**PROMPT**
Your job is to retype all of the data word for word, leaving every image out.

(Dataset items)
-- BEGIN --

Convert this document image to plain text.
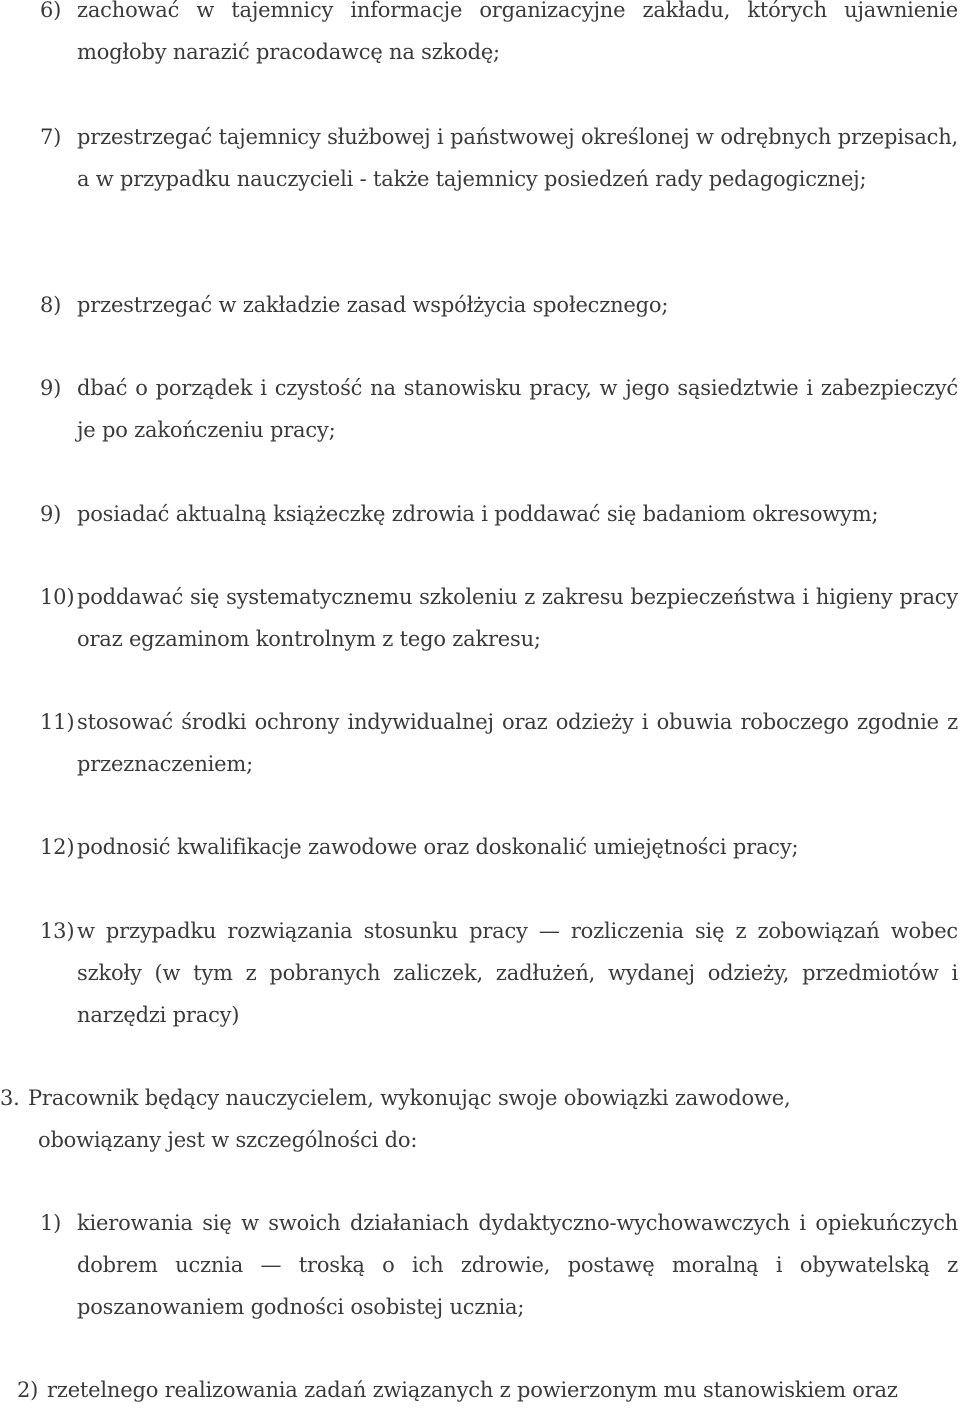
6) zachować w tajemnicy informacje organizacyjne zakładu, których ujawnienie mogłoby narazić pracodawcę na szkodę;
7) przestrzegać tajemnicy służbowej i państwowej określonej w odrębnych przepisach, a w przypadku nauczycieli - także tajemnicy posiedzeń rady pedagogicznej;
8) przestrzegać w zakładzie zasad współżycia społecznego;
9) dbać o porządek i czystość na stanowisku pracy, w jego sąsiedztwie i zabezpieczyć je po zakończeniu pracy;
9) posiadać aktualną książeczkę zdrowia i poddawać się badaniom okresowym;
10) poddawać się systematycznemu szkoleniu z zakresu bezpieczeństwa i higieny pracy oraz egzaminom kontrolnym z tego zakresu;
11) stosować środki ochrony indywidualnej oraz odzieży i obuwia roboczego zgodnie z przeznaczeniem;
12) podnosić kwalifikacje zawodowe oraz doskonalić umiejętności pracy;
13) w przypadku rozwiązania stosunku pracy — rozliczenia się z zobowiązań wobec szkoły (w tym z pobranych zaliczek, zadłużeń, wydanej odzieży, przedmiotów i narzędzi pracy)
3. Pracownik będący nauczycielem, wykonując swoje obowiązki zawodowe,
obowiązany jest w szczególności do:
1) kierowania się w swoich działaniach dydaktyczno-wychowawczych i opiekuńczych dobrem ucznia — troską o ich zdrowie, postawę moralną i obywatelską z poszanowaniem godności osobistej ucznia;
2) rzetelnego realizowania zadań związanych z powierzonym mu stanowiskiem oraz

-- END --

**ANSWER TO THIS PROBLEM**
Convert this document image to plain text.
6) zachować w tajemnicy informacje organizacyjne zakładu, których ujawnienie mogłoby narazić pracodawcę na szkodę;
7) przestrzegać tajemnicy służbowej i państwowej określonej w odrębnych przepisach, a w przypadku nauczycieli - także tajemnicy posiedzeń rady pedagogicznej;
8) przestrzegać w zakładzie zasad współżycia społecznego;
9) dbać o porządek i czystość na stanowisku pracy, w jego sąsiedztwie i zabezpieczyć je po zakończeniu pracy;
9) posiadać aktualną książeczkę zdrowia i poddawać się badaniom okresowym;
10) poddawać się systematycznemu szkoleniu z zakresu bezpieczeństwa i higieny pracy oraz egzaminom kontrolnym z tego zakresu;
11) stosować środki ochrony indywidualnej oraz odzieży i obuwia roboczego zgodnie z przeznaczeniem;
12) podnosić kwalifikacje zawodowe oraz doskonalić umiejętności pracy;
13) w przypadku rozwiązania stosunku pracy — rozliczenia się z zobowiązań wobec szkoły (w tym z pobranych zaliczek, zadłużeń, wydanej odzieży, przedmiotów i narzędzi pracy)
3. Pracownik będący nauczycielem, wykonując swoje obowiązki zawodowe,
obowiązany jest w szczególności do:
1) kierowania się w swoich działaniach dydaktyczno-wychowawczych i opiekuńczych dobrem ucznia — troską o ich zdrowie, postawę moralną i obywatelską z poszanowaniem godności osobistej ucznia;
2) rzetelnego realizowania zadań związanych z powierzonym mu stanowiskiem oraz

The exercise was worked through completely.